[Data entries for graphics]
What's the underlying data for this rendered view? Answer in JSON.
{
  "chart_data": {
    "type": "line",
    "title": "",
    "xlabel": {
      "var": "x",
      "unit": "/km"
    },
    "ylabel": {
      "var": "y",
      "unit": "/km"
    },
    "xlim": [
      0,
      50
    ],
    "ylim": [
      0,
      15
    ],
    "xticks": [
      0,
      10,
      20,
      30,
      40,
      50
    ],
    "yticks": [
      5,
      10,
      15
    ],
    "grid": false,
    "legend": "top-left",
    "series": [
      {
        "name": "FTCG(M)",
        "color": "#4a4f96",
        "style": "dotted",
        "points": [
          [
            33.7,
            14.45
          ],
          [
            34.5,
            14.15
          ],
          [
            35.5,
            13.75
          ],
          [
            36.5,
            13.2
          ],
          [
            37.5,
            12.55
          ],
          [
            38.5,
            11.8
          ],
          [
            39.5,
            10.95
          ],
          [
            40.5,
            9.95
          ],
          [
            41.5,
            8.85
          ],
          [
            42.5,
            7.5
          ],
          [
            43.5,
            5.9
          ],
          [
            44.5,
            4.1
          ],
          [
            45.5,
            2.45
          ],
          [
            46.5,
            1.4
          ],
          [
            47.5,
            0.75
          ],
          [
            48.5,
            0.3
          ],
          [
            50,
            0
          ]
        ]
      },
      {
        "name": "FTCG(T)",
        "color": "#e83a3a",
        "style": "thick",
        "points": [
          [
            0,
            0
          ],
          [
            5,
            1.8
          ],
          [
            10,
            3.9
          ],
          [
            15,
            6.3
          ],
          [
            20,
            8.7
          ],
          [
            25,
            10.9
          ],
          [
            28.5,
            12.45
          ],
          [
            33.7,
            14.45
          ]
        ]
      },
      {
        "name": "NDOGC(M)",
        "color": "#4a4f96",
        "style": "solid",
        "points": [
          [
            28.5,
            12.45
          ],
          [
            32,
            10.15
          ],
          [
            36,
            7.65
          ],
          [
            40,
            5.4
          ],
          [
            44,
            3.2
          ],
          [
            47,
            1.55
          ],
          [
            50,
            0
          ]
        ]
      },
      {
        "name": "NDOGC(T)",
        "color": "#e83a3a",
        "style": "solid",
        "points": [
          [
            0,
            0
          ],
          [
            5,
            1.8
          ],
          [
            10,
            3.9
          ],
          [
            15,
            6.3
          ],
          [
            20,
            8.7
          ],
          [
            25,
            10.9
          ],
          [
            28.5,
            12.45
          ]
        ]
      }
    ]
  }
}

> _SET EXERCISE_: Reproduce the data, keeping every line exactly the same.

> _ANSWER_:
What's the underlying data for this rendered view? Answer in JSON.
{
  "chart_data": {
    "type": "line",
    "title": "",
    "xlabel": {
      "var": "x",
      "unit": "/km"
    },
    "ylabel": {
      "var": "y",
      "unit": "/km"
    },
    "xlim": [
      0,
      50
    ],
    "ylim": [
      0,
      15
    ],
    "xticks": [
      0,
      10,
      20,
      30,
      40,
      50
    ],
    "yticks": [
      5,
      10,
      15
    ],
    "grid": false,
    "legend": "top-left",
    "series": [
      {
        "name": "FTCG(M)",
        "color": "#4a4f96",
        "style": "dotted",
        "points": [
          [
            33.7,
            14.45
          ],
          [
            34.5,
            14.15
          ],
          [
            35.5,
            13.75
          ],
          [
            36.5,
            13.2
          ],
          [
            37.5,
            12.55
          ],
          [
            38.5,
            11.8
          ],
          [
            39.5,
            10.95
          ],
          [
            40.5,
            9.95
          ],
          [
            41.5,
            8.85
          ],
          [
            42.5,
            7.5
          ],
          [
            43.5,
            5.9
          ],
          [
            44.5,
            4.1
          ],
          [
            45.5,
            2.45
          ],
          [
            46.5,
            1.4
          ],
          [
            47.5,
            0.75
          ],
          [
            48.5,
            0.3
          ],
          [
            50,
            0
          ]
        ]
      },
      {
        "name": "FTCG(T)",
        "color": "#e83a3a",
        "style": "thick",
        "points": [
          [
            0,
            0
          ],
          [
            5,
            1.8
          ],
          [
            10,
            3.9
          ],
          [
            15,
            6.3
          ],
          [
            20,
            8.7
          ],
          [
            25,
            10.9
          ],
          [
            28.5,
            12.45
          ],
          [
            33.7,
            14.45
          ]
        ]
      },
      {
        "name": "NDOGC(M)",
        "color": "#4a4f96",
        "style": "solid",
        "points": [
          [
            28.5,
            12.45
          ],
          [
            32,
            10.15
          ],
          [
            36,
            7.65
          ],
          [
            40,
            5.4
          ],
          [
            44,
            3.2
          ],
          [
            47,
            1.55
          ],
          [
            50,
            0
          ]
        ]
      },
      {
        "name": "NDOGC(T)",
        "color": "#e83a3a",
        "style": "solid",
        "points": [
          [
            0,
            0
          ],
          [
            5,
            1.8
          ],
          [
            10,
            3.9
          ],
          [
            15,
            6.3
          ],
          [
            20,
            8.7
          ],
          [
            25,
            10.9
          ],
          [
            28.5,
            12.45
          ]
        ]
      }
    ]
  }
}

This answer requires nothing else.